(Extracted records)
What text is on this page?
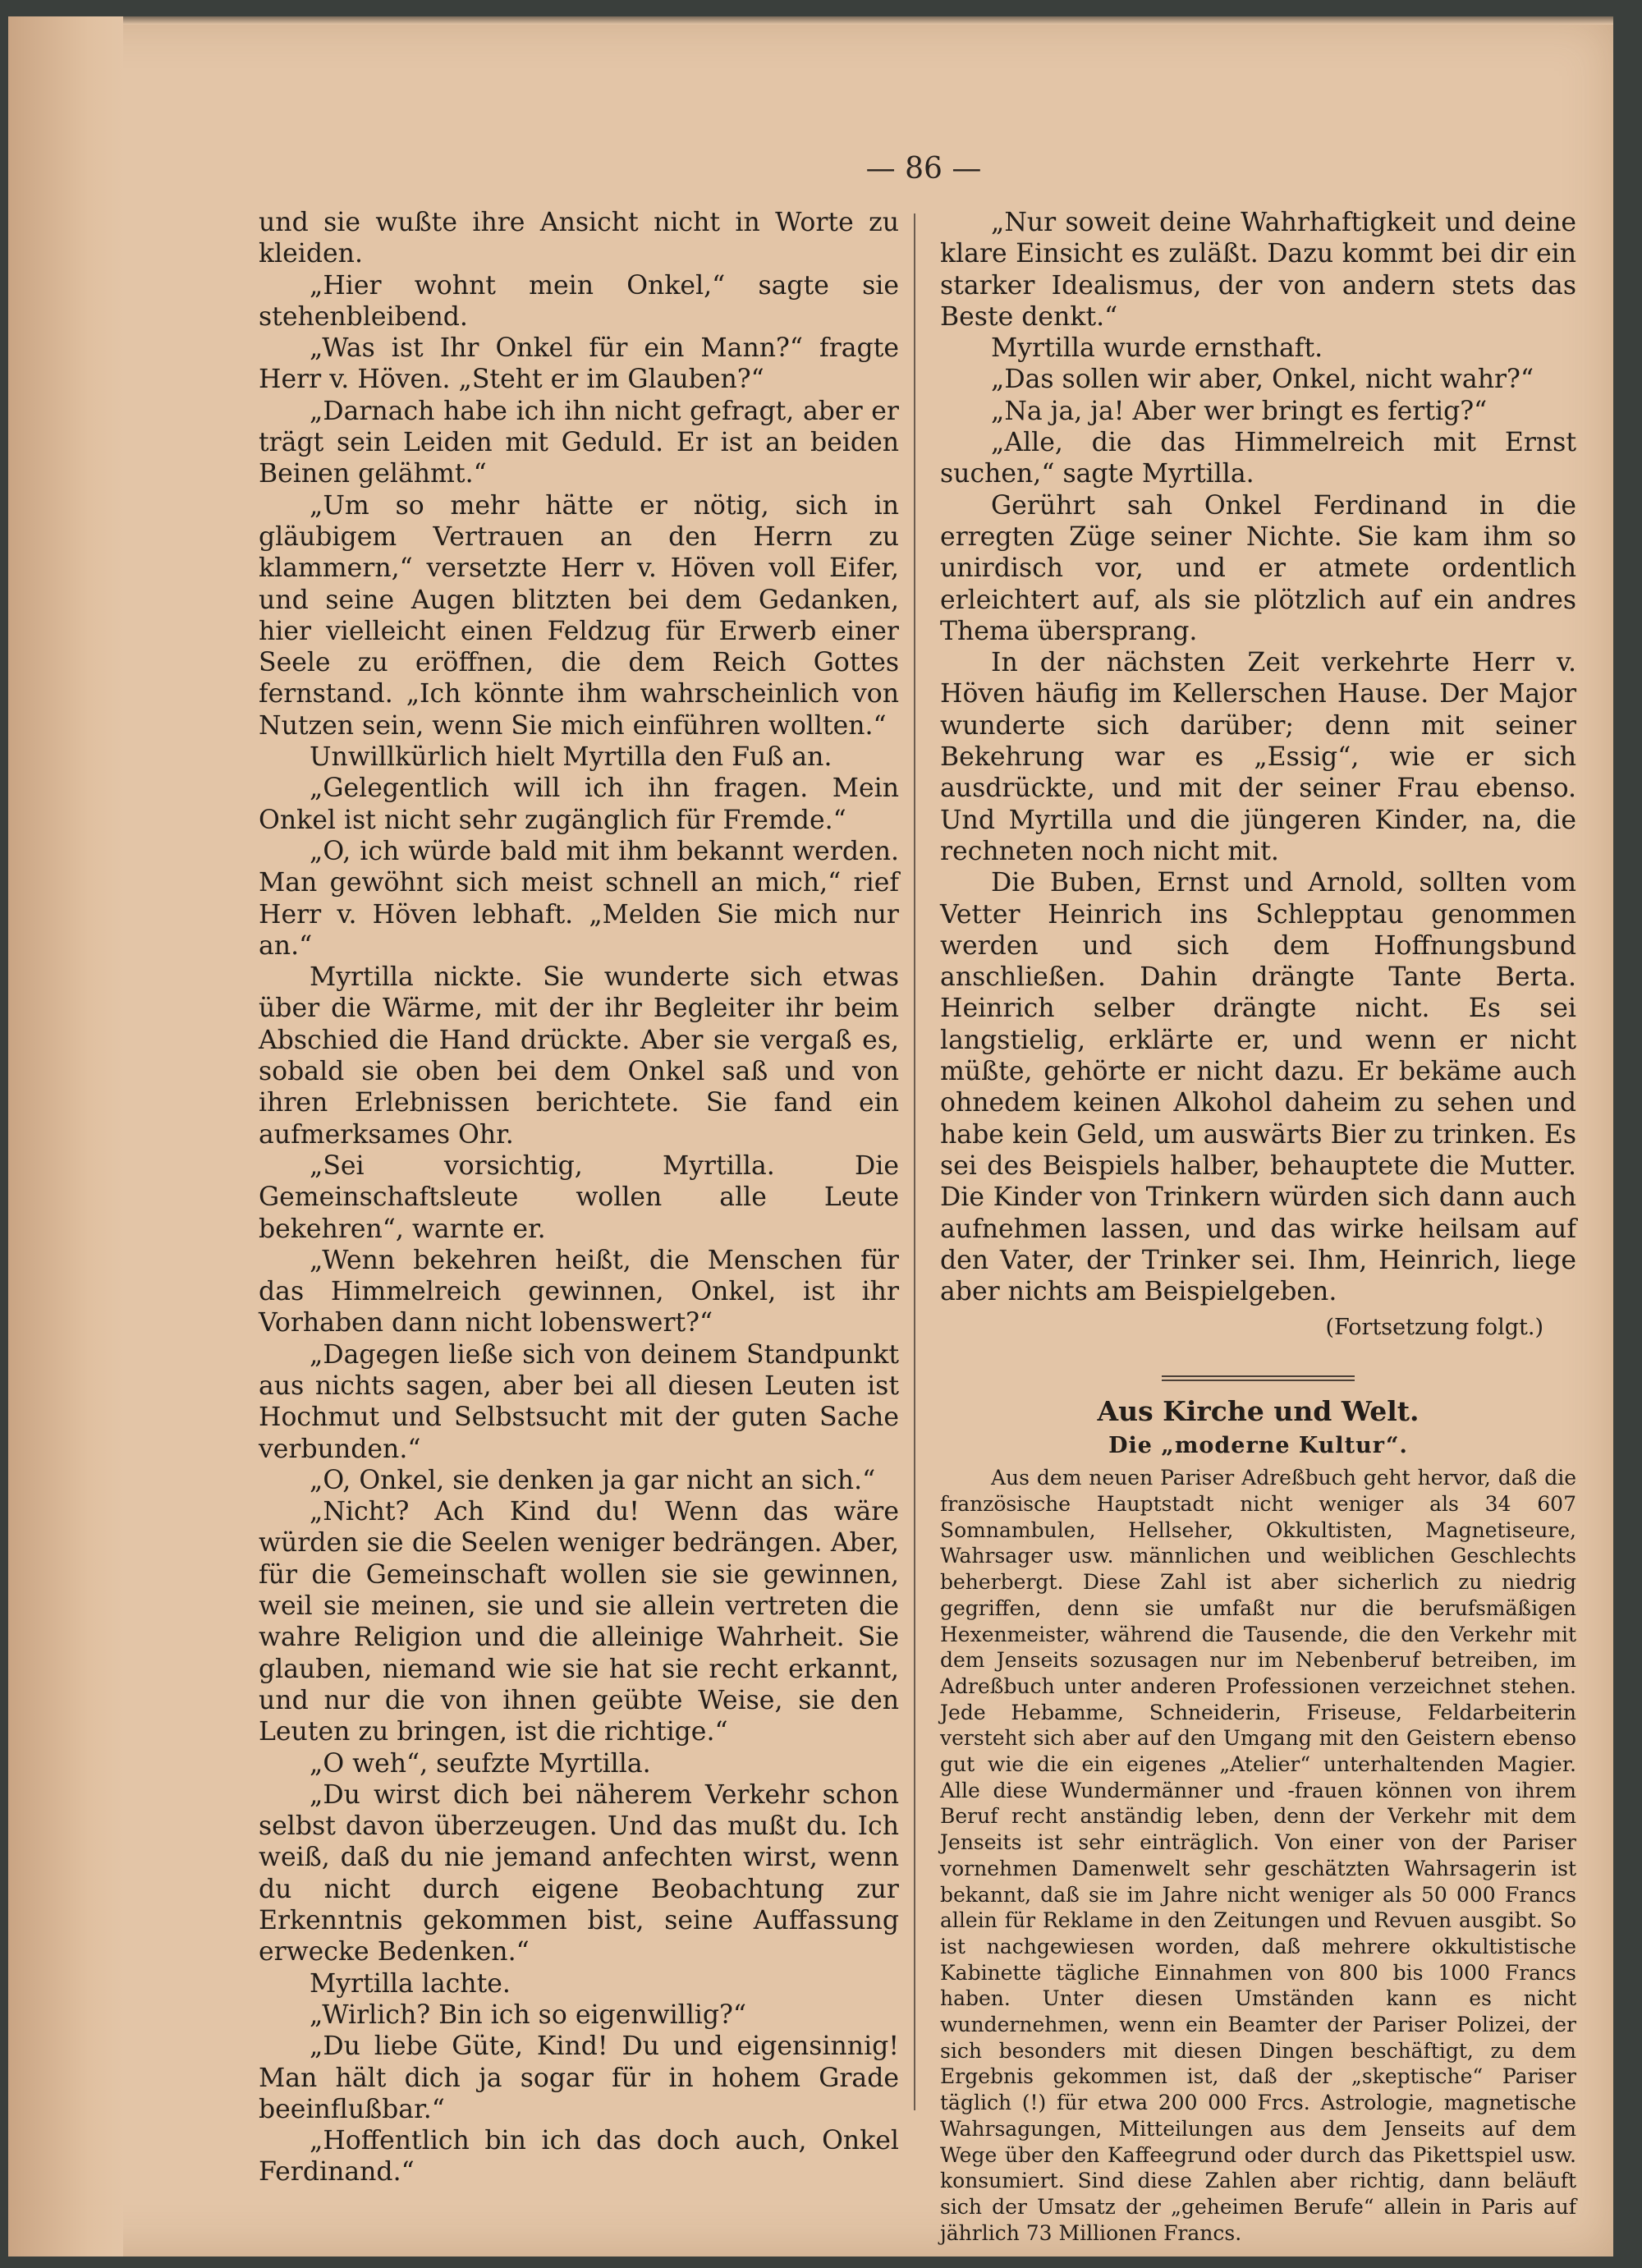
— 86 —

und sie wußte ihre Ansicht nicht in Worte zu kleiden.

„Hier wohnt mein Onkel,“ sagte sie stehenbleibend.

„Was ist Ihr Onkel für ein Mann?“ fragte Herr v. Höven. „Steht er im Glauben?“

„Darnach habe ich ihn nicht gefragt, aber er trägt sein Leiden mit Geduld. Er ist an beiden Beinen gelähmt.“

„Um so mehr hätte er nötig, sich in gläubigem Vertrauen an den Herrn zu klammern,“ versetzte Herr v. Höven voll Eifer, und seine Augen blitzten bei dem Gedanken, hier vielleicht einen Feldzug für Erwerb einer Seele zu eröffnen, die dem Reich Gottes fernstand. „Ich könnte ihm wahrscheinlich von Nutzen sein, wenn Sie mich einführen wollten.“

Unwillkürlich hielt Myrtilla den Fuß an.

„Gelegentlich will ich ihn fragen. Mein Onkel ist nicht sehr zugänglich für Fremde.“

„O, ich würde bald mit ihm bekannt werden. Man gewöhnt sich meist schnell an mich,“ rief Herr v. Höven lebhaft. „Melden Sie mich nur an.“

Myrtilla nickte. Sie wunderte sich etwas über die Wärme, mit der ihr Begleiter ihr beim Abschied die Hand drückte. Aber sie vergaß es, sobald sie oben bei dem Onkel saß und von ihren Erlebnissen berichtete. Sie fand ein aufmerksames Ohr.

„Sei vorsichtig, Myrtilla. Die Gemeinschaftsleute wollen alle Leute bekehren“, warnte er.

„Wenn bekehren heißt, die Menschen für das Himmelreich gewinnen, Onkel, ist ihr Vorhaben dann nicht lobenswert?“

„Dagegen ließe sich von deinem Standpunkt aus nichts sagen, aber bei all diesen Leuten ist Hochmut und Selbstsucht mit der guten Sache verbunden.“

„O, Onkel, sie denken ja gar nicht an sich.“

„Nicht? Ach Kind du! Wenn das wäre würden sie die Seelen weniger bedrängen. Aber, für die Gemeinschaft wollen sie sie gewinnen, weil sie meinen, sie und sie allein vertreten die wahre Religion und die alleinige Wahrheit. Sie glauben, niemand wie sie hat sie recht erkannt, und nur die von ihnen geübte Weise, sie den Leuten zu bringen, ist die richtige.“

„O weh“, seufzte Myrtilla.

„Du wirst dich bei näherem Verkehr schon selbst davon überzeugen. Und das mußt du. Ich weiß, daß du nie jemand anfechten wirst, wenn du nicht durch eigene Beobachtung zur Erkenntnis gekommen bist, seine Auffassung erwecke Bedenken.“

Myrtilla lachte.

„Wirlich? Bin ich so eigenwillig?“

„Du liebe Güte, Kind! Du und eigensinnig! Man hält dich ja sogar für in hohem Grade beeinflußbar.“

„Hoffentlich bin ich das doch auch, Onkel Ferdinand.“

„Nur soweit deine Wahrhaftigkeit und deine klare Einsicht es zuläßt. Dazu kommt bei dir ein starker Idealismus, der von andern stets das Beste denkt.“

Myrtilla wurde ernsthaft.

„Das sollen wir aber, Onkel, nicht wahr?“

„Na ja, ja! Aber wer bringt es fertig?“

„Alle, die das Himmelreich mit Ernst suchen,“ sagte Myrtilla.

Gerührt sah Onkel Ferdinand in die erregten Züge seiner Nichte. Sie kam ihm so unirdisch vor, und er atmete ordentlich erleichtert auf, als sie plötzlich auf ein andres Thema übersprang.

In der nächsten Zeit verkehrte Herr v. Höven häufig im Kellerschen Hause. Der Major wunderte sich darüber; denn mit seiner Bekehrung war es „Essig“, wie er sich ausdrückte, und mit der seiner Frau ebenso. Und Myrtilla und die jüngeren Kinder, na, die rechneten noch nicht mit.

Die Buben, Ernst und Arnold, sollten vom Vetter Heinrich ins Schlepptau genommen werden und sich dem Hoffnungsbund anschließen. Dahin drängte Tante Berta. Heinrich selber drängte nicht. Es sei langstielig, erklärte er, und wenn er nicht müßte, gehörte er nicht dazu. Er bekäme auch ohnedem keinen Alkohol daheim zu sehen und habe kein Geld, um auswärts Bier zu trinken. Es sei des Beispiels halber, behauptete die Mutter. Die Kinder von Trinkern würden sich dann auch aufnehmen lassen, und das wirke heilsam auf den Vater, der Trinker sei. Ihm, Heinrich, liege aber nichts am Beispielgeben.

(Fortsetzung folgt.)

Aus Kirche und Welt.

Die „moderne Kultur“.

Aus dem neuen Pariser Adreßbuch geht hervor, daß die französische Hauptstadt nicht weniger als 34 607 Somnambulen, Hellseher, Okkultisten, Magnetiseure, Wahrsager usw. männlichen und weiblichen Geschlechts beherbergt. Diese Zahl ist aber sicherlich zu niedrig gegriffen, denn sie umfaßt nur die berufsmäßigen Hexenmeister, während die Tausende, die den Verkehr mit dem Jenseits sozusagen nur im Nebenberuf betreiben, im Adreßbuch unter anderen Professionen verzeichnet stehen. Jede Hebamme, Schneiderin, Friseuse, Feldarbeiterin versteht sich aber auf den Umgang mit den Geistern ebenso gut wie die ein eigenes „Atelier“ unterhaltenden Magier. Alle diese Wundermänner und -frauen können von ihrem Beruf recht anständig leben, denn der Verkehr mit dem Jenseits ist sehr einträglich. Von einer von der Pariser vornehmen Damenwelt sehr geschätzten Wahrsagerin ist bekannt, daß sie im Jahre nicht weniger als 50 000 Francs allein für Reklame in den Zeitungen und Revuen ausgibt. So ist nachgewiesen worden, daß mehrere okkultistische Kabinette tägliche Einnahmen von 800 bis 1000 Francs haben. Unter diesen Umständen kann es nicht wundernehmen, wenn ein Beamter der Pariser Polizei, der sich besonders mit diesen Dingen beschäftigt, zu dem Ergebnis gekommen ist, daß der „skeptische“ Pariser täglich (!) für etwa 200 000 Frcs. Astrologie, magnetische Wahrsagungen, Mitteilungen aus dem Jenseits auf dem Wege über den Kaffeegrund oder durch das Pikettspiel usw. konsumiert. Sind diese Zahlen aber richtig, dann beläuft sich der Umsatz der „geheimen Berufe“ allein in Paris auf jährlich 73 Millionen Francs.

ABOUT THIS TASK: Pictures stay out, but every record above is to be returned exactly.

RESULT BELOW:
What text is on this page?
— 86 —

und sie wußte ihre Ansicht nicht in Worte zu kleiden.

„Hier wohnt mein Onkel,“ sagte sie stehenbleibend.

„Was ist Ihr Onkel für ein Mann?“ fragte Herr v. Höven. „Steht er im Glauben?“

„Darnach habe ich ihn nicht gefragt, aber er trägt sein Leiden mit Geduld. Er ist an beiden Beinen gelähmt.“

„Um so mehr hätte er nötig, sich in gläubigem Vertrauen an den Herrn zu klammern,“ versetzte Herr v. Höven voll Eifer, und seine Augen blitzten bei dem Gedanken, hier vielleicht einen Feldzug für Erwerb einer Seele zu eröffnen, die dem Reich Gottes fernstand. „Ich könnte ihm wahrscheinlich von Nutzen sein, wenn Sie mich einführen wollten.“

Unwillkürlich hielt Myrtilla den Fuß an.

„Gelegentlich will ich ihn fragen. Mein Onkel ist nicht sehr zugänglich für Fremde.“

„O, ich würde bald mit ihm bekannt werden. Man gewöhnt sich meist schnell an mich,“ rief Herr v. Höven lebhaft. „Melden Sie mich nur an.“

Myrtilla nickte. Sie wunderte sich etwas über die Wärme, mit der ihr Begleiter ihr beim Abschied die Hand drückte. Aber sie vergaß es, sobald sie oben bei dem Onkel saß und von ihren Erlebnissen berichtete. Sie fand ein aufmerksames Ohr.

„Sei vorsichtig, Myrtilla. Die Gemeinschaftsleute wollen alle Leute bekehren“, warnte er.

„Wenn bekehren heißt, die Menschen für das Himmelreich gewinnen, Onkel, ist ihr Vorhaben dann nicht lobenswert?“

„Dagegen ließe sich von deinem Standpunkt aus nichts sagen, aber bei all diesen Leuten ist Hochmut und Selbstsucht mit der guten Sache verbunden.“

„O, Onkel, sie denken ja gar nicht an sich.“

„Nicht? Ach Kind du! Wenn das wäre würden sie die Seelen weniger bedrängen. Aber, für die Gemeinschaft wollen sie sie gewinnen, weil sie meinen, sie und sie allein vertreten die wahre Religion und die alleinige Wahrheit. Sie glauben, niemand wie sie hat sie recht erkannt, und nur die von ihnen geübte Weise, sie den Leuten zu bringen, ist die richtige.“

„O weh“, seufzte Myrtilla.

„Du wirst dich bei näherem Verkehr schon selbst davon überzeugen. Und das mußt du. Ich weiß, daß du nie jemand anfechten wirst, wenn du nicht durch eigene Beobachtung zur Erkenntnis gekommen bist, seine Auffassung erwecke Bedenken.“

Myrtilla lachte.

„Wirlich? Bin ich so eigenwillig?“

„Du liebe Güte, Kind! Du und eigensinnig! Man hält dich ja sogar für in hohem Grade beeinflußbar.“

„Hoffentlich bin ich das doch auch, Onkel Ferdinand.“

„Nur soweit deine Wahrhaftigkeit und deine klare Einsicht es zuläßt. Dazu kommt bei dir ein starker Idealismus, der von andern stets das Beste denkt.“

Myrtilla wurde ernsthaft.

„Das sollen wir aber, Onkel, nicht wahr?“

„Na ja, ja! Aber wer bringt es fertig?“

„Alle, die das Himmelreich mit Ernst suchen,“ sagte Myrtilla.

Gerührt sah Onkel Ferdinand in die erregten Züge seiner Nichte. Sie kam ihm so unirdisch vor, und er atmete ordentlich erleichtert auf, als sie plötzlich auf ein andres Thema übersprang.

In der nächsten Zeit verkehrte Herr v. Höven häufig im Kellerschen Hause. Der Major wunderte sich darüber; denn mit seiner Bekehrung war es „Essig“, wie er sich ausdrückte, und mit der seiner Frau ebenso. Und Myrtilla und die jüngeren Kinder, na, die rechneten noch nicht mit.

Die Buben, Ernst und Arnold, sollten vom Vetter Heinrich ins Schlepptau genommen werden und sich dem Hoffnungsbund anschließen. Dahin drängte Tante Berta. Heinrich selber drängte nicht. Es sei langstielig, erklärte er, und wenn er nicht müßte, gehörte er nicht dazu. Er bekäme auch ohnedem keinen Alkohol daheim zu sehen und habe kein Geld, um auswärts Bier zu trinken. Es sei des Beispiels halber, behauptete die Mutter. Die Kinder von Trinkern würden sich dann auch aufnehmen lassen, und das wirke heilsam auf den Vater, der Trinker sei. Ihm, Heinrich, liege aber nichts am Beispielgeben.

(Fortsetzung folgt.)

Aus Kirche und Welt.

Die „moderne Kultur“.

Aus dem neuen Pariser Adreßbuch geht hervor, daß die französische Hauptstadt nicht weniger als 34 607 Somnambulen, Hellseher, Okkultisten, Magnetiseure, Wahrsager usw. männlichen und weiblichen Geschlechts beherbergt. Diese Zahl ist aber sicherlich zu niedrig gegriffen, denn sie umfaßt nur die berufsmäßigen Hexenmeister, während die Tausende, die den Verkehr mit dem Jenseits sozusagen nur im Nebenberuf betreiben, im Adreßbuch unter anderen Professionen verzeichnet stehen. Jede Hebamme, Schneiderin, Friseuse, Feldarbeiterin versteht sich aber auf den Umgang mit den Geistern ebenso gut wie die ein eigenes „Atelier“ unterhaltenden Magier. Alle diese Wundermänner und -frauen können von ihrem Beruf recht anständig leben, denn der Verkehr mit dem Jenseits ist sehr einträglich. Von einer von der Pariser vornehmen Damenwelt sehr geschätzten Wahrsagerin ist bekannt, daß sie im Jahre nicht weniger als 50 000 Francs allein für Reklame in den Zeitungen und Revuen ausgibt. So ist nachgewiesen worden, daß mehrere okkultistische Kabinette tägliche Einnahmen von 800 bis 1000 Francs haben. Unter diesen Umständen kann es nicht wundernehmen, wenn ein Beamter der Pariser Polizei, der sich besonders mit diesen Dingen beschäftigt, zu dem Ergebnis gekommen ist, daß der „skeptische“ Pariser täglich (!) für etwa 200 000 Frcs. Astrologie, magnetische Wahrsagungen, Mitteilungen aus dem Jenseits auf dem Wege über den Kaffeegrund oder durch das Pikettspiel usw. konsumiert. Sind diese Zahlen aber richtig, dann beläuft sich der Umsatz der „geheimen Berufe“ allein in Paris auf jährlich 73 Millionen Francs.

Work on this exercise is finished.